Requirement:
Rename "point" to "dot" everywhere in the rows below, then write all the rows out again with nothing else changed.

Data for processing:
++++++++
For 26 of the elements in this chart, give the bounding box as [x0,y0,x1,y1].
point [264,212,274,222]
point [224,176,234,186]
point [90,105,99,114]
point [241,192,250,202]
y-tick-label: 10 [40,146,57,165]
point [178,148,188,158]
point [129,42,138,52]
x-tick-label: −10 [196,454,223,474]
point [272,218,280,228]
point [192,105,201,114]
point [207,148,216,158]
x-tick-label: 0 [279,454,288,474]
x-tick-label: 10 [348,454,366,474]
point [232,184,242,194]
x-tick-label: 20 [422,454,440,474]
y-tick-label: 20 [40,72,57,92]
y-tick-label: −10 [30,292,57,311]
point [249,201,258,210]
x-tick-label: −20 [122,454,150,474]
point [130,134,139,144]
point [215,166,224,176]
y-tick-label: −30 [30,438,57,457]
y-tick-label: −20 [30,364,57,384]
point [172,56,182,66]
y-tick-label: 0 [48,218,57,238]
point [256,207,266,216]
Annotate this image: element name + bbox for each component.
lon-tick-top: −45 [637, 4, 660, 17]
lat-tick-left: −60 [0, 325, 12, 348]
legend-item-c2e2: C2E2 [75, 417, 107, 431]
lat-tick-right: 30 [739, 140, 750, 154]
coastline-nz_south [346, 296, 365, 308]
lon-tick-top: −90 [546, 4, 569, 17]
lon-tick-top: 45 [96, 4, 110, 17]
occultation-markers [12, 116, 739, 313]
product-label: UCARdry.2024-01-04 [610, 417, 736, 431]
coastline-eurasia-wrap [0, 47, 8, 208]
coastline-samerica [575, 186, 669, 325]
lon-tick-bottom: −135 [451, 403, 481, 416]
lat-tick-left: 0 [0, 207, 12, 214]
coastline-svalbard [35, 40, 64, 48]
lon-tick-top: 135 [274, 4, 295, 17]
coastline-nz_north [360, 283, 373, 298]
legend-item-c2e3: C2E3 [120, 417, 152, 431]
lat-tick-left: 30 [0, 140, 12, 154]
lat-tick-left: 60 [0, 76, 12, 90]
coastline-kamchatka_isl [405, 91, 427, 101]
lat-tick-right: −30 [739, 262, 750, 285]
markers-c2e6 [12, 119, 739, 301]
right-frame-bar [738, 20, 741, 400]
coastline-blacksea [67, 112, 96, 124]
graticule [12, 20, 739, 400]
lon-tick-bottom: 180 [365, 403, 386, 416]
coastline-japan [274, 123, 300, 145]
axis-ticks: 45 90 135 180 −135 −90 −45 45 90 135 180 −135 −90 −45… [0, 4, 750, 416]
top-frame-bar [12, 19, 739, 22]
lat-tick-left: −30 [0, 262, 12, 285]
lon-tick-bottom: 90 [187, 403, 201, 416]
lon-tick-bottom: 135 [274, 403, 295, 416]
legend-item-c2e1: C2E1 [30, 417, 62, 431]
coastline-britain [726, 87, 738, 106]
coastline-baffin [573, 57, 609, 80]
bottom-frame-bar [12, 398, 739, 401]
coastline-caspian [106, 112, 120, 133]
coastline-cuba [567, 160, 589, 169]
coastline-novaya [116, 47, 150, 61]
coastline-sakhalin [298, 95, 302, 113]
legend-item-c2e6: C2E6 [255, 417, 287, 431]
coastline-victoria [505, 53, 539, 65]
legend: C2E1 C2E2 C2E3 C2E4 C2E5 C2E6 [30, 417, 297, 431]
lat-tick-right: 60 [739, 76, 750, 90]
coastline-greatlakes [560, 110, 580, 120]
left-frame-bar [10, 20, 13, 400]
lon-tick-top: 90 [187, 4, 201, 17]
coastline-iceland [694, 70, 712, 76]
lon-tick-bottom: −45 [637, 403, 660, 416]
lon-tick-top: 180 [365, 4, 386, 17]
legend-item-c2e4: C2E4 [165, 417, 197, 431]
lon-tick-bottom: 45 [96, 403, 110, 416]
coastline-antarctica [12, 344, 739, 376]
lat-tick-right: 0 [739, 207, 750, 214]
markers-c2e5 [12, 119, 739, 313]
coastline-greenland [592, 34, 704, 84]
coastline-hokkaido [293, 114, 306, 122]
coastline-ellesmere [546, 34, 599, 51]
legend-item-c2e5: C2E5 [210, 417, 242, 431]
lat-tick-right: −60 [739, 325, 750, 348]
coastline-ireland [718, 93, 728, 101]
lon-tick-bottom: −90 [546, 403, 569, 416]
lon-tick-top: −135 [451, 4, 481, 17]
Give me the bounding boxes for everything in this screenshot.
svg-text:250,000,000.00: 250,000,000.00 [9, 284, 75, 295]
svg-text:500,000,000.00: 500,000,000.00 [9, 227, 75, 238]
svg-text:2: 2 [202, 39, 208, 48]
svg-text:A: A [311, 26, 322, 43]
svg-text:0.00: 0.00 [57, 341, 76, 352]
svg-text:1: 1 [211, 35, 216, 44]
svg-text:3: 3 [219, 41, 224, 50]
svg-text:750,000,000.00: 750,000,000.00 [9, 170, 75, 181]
++++++++
Result for this task:
For 26 of the elements in this chart, give the bounding box as [x0,y0,x1,y1].
dot [264,212,274,222]
dot [224,176,234,186]
dot [90,105,99,114]
dot [241,192,250,202]
y-tick-label: 10 [40,146,57,165]
dot [178,148,188,158]
dot [129,42,138,52]
x-tick-label: −10 [196,454,223,474]
dot [272,218,280,228]
dot [192,105,201,114]
dot [207,148,216,158]
x-tick-label: 0 [279,454,288,474]
x-tick-label: 10 [348,454,366,474]
dot [232,184,242,194]
x-tick-label: 20 [422,454,440,474]
y-tick-label: 20 [40,72,57,92]
y-tick-label: −10 [30,292,57,311]
dot [249,201,258,210]
x-tick-label: −20 [122,454,150,474]
dot [130,134,139,144]
dot [215,166,224,176]
y-tick-label: −30 [30,438,57,457]
y-tick-label: −20 [30,364,57,384]
dot [172,56,182,66]
y-tick-label: 0 [48,218,57,238]
dot [256,207,266,216]
Annotate this image: element name + bbox for each component.
lon-tick-top: −45 [637, 4, 660, 17]
lat-tick-left: −60 [0, 325, 12, 348]
legend-item-c2e2: C2E2 [75, 417, 107, 431]
lat-tick-right: 30 [739, 140, 750, 154]
coastline-nz_south [346, 296, 365, 308]
lon-tick-top: −90 [546, 4, 569, 17]
lon-tick-top: 45 [96, 4, 110, 17]
occultation-markers [12, 116, 739, 313]
product-label: UCARdry.2024-01-04 [610, 417, 736, 431]
coastline-eurasia-wrap [0, 47, 8, 208]
coastline-samerica [575, 186, 669, 325]
lon-tick-bottom: −135 [451, 403, 481, 416]
lat-tick-left: 0 [0, 207, 12, 214]
coastline-svalbard [35, 40, 64, 48]
lon-tick-top: 135 [274, 4, 295, 17]
coastline-nz_north [360, 283, 373, 298]
legend-item-c2e3: C2E3 [120, 417, 152, 431]
lat-tick-left: 30 [0, 140, 12, 154]
lat-tick-left: 60 [0, 76, 12, 90]
coastline-kamchatka_isl [405, 91, 427, 101]
lat-tick-right: −30 [739, 262, 750, 285]
markers-c2e6 [12, 119, 739, 301]
right-frame-bar [738, 20, 741, 400]
coastline-blacksea [67, 112, 96, 124]
graticule [12, 20, 739, 400]
lon-tick-bottom: 180 [365, 403, 386, 416]
coastline-japan [274, 123, 300, 145]
axis-ticks: 45 90 135 180 −135 −90 −45 45 90 135 180 −135 −90 −45… [0, 4, 750, 416]
top-frame-bar [12, 19, 739, 22]
lat-tick-left: −30 [0, 262, 12, 285]
lon-tick-bottom: 90 [187, 403, 201, 416]
lon-tick-bottom: 135 [274, 403, 295, 416]
legend-item-c2e1: C2E1 [30, 417, 62, 431]
coastline-britain [726, 87, 738, 106]
coastline-baffin [573, 57, 609, 80]
bottom-frame-bar [12, 398, 739, 401]
coastline-caspian [106, 112, 120, 133]
coastline-cuba [567, 160, 589, 169]
coastline-novaya [116, 47, 150, 61]
coastline-sakhalin [298, 95, 302, 113]
legend-item-c2e6: C2E6 [255, 417, 287, 431]
coastline-victoria [505, 53, 539, 65]
legend: C2E1 C2E2 C2E3 C2E4 C2E5 C2E6 [30, 417, 297, 431]
lat-tick-right: 60 [739, 76, 750, 90]
coastline-greatlakes [560, 110, 580, 120]
left-frame-bar [10, 20, 13, 400]
lon-tick-top: 90 [187, 4, 201, 17]
coastline-iceland [694, 70, 712, 76]
lon-tick-bottom: −45 [637, 403, 660, 416]
lon-tick-top: 180 [365, 4, 386, 17]
legend-item-c2e4: C2E4 [165, 417, 197, 431]
lon-tick-bottom: 45 [96, 403, 110, 416]
coastline-antarctica [12, 344, 739, 376]
lat-tick-right: 0 [739, 207, 750, 214]
markers-c2e5 [12, 119, 739, 313]
coastline-greenland [592, 34, 704, 84]
coastline-hokkaido [293, 114, 306, 122]
coastline-ellesmere [546, 34, 599, 51]
legend-item-c2e5: C2E5 [210, 417, 242, 431]
lat-tick-right: −60 [739, 325, 750, 348]
coastline-ireland [718, 93, 728, 101]
lon-tick-bottom: −90 [546, 403, 569, 416]
lon-tick-top: −135 [451, 4, 481, 17]
Give me the bounding boxes for everything in this screenshot.
svg-text:250,000,000.00: 250,000,000.00 [9, 284, 75, 295]
svg-text:500,000,000.00: 500,000,000.00 [9, 227, 75, 238]
svg-text:2: 2 [202, 39, 208, 48]
svg-text:A: A [311, 26, 322, 43]
svg-text:0.00: 0.00 [57, 341, 76, 352]
svg-text:1: 1 [211, 35, 216, 44]
svg-text:3: 3 [219, 41, 224, 50]
svg-text:750,000,000.00: 750,000,000.00 [9, 170, 75, 181]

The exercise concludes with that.